Required work =>
Check every line of the entries for "Publikum", and copy the lines that hold it.

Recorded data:
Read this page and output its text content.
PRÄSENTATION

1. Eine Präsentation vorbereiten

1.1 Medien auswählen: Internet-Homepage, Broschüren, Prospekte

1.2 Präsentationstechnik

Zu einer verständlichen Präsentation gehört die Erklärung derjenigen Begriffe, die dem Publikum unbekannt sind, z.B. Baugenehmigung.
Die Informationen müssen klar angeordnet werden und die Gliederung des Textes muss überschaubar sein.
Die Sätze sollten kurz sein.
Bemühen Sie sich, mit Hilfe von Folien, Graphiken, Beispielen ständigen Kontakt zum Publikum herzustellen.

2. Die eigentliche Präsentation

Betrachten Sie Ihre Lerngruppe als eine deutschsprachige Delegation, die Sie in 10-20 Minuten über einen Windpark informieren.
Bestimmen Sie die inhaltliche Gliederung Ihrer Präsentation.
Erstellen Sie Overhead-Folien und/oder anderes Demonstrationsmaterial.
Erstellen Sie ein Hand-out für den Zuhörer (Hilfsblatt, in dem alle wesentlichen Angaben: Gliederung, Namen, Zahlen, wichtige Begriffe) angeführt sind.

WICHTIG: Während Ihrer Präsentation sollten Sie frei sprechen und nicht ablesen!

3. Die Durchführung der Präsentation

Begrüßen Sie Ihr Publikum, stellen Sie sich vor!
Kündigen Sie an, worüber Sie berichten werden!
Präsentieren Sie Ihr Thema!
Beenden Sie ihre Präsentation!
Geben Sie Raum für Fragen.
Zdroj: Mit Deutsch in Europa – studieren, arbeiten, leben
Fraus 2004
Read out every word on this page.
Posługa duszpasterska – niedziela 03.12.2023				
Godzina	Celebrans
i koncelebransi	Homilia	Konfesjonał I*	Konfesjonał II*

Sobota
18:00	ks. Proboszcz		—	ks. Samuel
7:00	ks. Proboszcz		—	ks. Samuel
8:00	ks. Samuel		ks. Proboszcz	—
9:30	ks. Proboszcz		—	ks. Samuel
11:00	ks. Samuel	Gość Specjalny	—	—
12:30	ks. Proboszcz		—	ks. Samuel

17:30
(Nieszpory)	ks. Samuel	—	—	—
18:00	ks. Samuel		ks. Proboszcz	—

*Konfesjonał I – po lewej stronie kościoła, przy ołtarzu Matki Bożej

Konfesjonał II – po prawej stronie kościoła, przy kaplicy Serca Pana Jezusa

Expected output =>
Zu einer verständlichen Präsentation gehört die Erklärung derjenigen Begriffe, die dem Publikum unbekannt sind, z.B. Baugenehmigung.
Bemühen Sie sich, mit Hilfe von Folien, Graphiken, Beispielen ständigen Kontakt zum Publikum herzustellen.
Begrüßen Sie Ihr Publikum, stellen Sie sich vor!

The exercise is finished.